> _Task data_
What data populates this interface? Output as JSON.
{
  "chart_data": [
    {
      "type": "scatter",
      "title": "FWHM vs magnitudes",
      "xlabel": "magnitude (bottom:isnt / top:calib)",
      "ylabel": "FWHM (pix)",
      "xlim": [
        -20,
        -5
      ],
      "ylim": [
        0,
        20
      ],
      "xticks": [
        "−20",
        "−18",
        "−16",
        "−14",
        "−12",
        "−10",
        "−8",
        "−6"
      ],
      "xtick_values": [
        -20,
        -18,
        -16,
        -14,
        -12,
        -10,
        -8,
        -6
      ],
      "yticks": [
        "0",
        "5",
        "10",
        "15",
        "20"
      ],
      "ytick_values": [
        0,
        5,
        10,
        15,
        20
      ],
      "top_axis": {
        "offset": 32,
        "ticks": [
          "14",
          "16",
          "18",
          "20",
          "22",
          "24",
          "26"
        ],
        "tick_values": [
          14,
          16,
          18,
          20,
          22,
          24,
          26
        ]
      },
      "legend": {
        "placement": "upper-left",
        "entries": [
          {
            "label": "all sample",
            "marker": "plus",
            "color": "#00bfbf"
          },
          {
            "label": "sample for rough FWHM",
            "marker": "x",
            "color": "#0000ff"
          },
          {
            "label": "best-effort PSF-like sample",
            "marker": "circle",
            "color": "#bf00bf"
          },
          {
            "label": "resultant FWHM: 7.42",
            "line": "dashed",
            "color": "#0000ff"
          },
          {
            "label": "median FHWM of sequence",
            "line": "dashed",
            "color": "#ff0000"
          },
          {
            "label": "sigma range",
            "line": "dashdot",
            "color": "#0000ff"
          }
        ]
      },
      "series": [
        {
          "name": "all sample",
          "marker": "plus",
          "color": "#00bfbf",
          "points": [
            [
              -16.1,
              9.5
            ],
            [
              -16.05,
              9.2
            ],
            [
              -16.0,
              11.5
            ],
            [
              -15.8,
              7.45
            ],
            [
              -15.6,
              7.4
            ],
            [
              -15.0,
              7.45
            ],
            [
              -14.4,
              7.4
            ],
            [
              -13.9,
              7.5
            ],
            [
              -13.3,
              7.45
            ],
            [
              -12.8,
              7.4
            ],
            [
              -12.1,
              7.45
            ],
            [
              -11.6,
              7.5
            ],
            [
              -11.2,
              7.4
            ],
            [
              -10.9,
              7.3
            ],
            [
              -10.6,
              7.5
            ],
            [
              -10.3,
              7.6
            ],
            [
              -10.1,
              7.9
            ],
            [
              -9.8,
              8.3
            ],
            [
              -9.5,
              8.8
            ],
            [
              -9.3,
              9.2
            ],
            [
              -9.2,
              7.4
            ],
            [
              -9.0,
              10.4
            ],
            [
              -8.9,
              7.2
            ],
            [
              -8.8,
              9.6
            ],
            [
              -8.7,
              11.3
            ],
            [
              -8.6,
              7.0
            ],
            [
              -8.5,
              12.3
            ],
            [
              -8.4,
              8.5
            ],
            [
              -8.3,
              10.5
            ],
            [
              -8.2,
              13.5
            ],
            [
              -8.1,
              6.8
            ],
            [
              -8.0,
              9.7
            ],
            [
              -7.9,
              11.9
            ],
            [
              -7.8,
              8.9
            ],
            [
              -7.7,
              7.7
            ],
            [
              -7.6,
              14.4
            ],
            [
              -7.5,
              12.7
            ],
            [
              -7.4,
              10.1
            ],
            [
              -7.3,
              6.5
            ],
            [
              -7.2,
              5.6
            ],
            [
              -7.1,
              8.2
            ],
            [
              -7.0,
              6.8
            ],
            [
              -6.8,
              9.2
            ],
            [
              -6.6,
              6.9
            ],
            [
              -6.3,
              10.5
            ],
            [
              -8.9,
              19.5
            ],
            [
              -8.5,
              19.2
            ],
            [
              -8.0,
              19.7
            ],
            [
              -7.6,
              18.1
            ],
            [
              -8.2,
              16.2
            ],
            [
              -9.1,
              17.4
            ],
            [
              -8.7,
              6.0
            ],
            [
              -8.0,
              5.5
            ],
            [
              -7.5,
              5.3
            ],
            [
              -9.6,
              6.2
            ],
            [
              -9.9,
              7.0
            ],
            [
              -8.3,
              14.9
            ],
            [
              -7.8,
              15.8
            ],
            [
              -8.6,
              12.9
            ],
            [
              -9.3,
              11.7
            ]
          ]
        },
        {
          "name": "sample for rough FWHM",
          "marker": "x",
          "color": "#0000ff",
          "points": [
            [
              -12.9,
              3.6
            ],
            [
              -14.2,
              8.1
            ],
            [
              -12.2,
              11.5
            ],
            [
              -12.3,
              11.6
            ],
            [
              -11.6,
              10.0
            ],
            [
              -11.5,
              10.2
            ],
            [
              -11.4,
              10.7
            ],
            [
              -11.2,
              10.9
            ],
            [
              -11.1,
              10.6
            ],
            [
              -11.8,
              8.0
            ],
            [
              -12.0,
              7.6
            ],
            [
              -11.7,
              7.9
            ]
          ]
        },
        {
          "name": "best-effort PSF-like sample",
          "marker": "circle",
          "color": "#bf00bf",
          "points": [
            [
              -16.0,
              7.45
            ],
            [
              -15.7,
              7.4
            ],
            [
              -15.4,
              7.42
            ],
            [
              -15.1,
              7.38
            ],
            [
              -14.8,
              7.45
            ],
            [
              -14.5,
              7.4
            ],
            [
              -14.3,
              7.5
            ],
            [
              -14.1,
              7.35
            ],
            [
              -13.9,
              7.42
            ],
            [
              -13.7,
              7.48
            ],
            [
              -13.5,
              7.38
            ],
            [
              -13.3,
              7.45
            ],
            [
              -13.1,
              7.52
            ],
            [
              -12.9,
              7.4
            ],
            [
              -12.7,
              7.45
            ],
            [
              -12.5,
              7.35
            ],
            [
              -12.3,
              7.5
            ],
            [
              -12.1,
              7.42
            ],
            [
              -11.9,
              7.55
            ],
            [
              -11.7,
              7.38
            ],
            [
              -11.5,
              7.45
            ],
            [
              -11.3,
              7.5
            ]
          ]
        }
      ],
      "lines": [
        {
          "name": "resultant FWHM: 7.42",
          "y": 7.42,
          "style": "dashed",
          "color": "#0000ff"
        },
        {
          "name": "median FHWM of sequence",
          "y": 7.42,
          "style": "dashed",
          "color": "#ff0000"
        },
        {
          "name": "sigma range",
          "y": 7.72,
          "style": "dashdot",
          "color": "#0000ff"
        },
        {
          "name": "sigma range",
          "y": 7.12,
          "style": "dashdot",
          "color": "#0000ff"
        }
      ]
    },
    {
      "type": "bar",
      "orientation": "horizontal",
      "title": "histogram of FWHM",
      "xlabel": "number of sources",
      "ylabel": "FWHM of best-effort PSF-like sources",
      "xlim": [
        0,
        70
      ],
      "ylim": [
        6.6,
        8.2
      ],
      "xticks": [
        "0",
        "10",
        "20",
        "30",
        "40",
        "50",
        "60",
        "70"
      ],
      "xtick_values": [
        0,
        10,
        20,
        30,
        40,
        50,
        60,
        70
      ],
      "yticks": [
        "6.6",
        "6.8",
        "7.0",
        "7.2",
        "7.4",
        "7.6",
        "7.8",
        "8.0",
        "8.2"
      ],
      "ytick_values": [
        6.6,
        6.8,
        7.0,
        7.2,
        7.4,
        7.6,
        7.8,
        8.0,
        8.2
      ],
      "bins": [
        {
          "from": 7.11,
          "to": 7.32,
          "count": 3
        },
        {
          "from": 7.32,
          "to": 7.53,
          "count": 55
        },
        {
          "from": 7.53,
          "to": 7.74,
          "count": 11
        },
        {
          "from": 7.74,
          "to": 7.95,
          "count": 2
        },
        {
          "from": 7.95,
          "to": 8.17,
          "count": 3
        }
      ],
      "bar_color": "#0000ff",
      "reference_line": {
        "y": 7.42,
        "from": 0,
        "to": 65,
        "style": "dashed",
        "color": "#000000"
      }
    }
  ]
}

> _What the task requires_
Scan the material above. Copy each line that holds the word "resultant".

> _Exercise solution_
            "label": "resultant FWHM: 7.42",
          "name": "resultant FWHM: 7.42",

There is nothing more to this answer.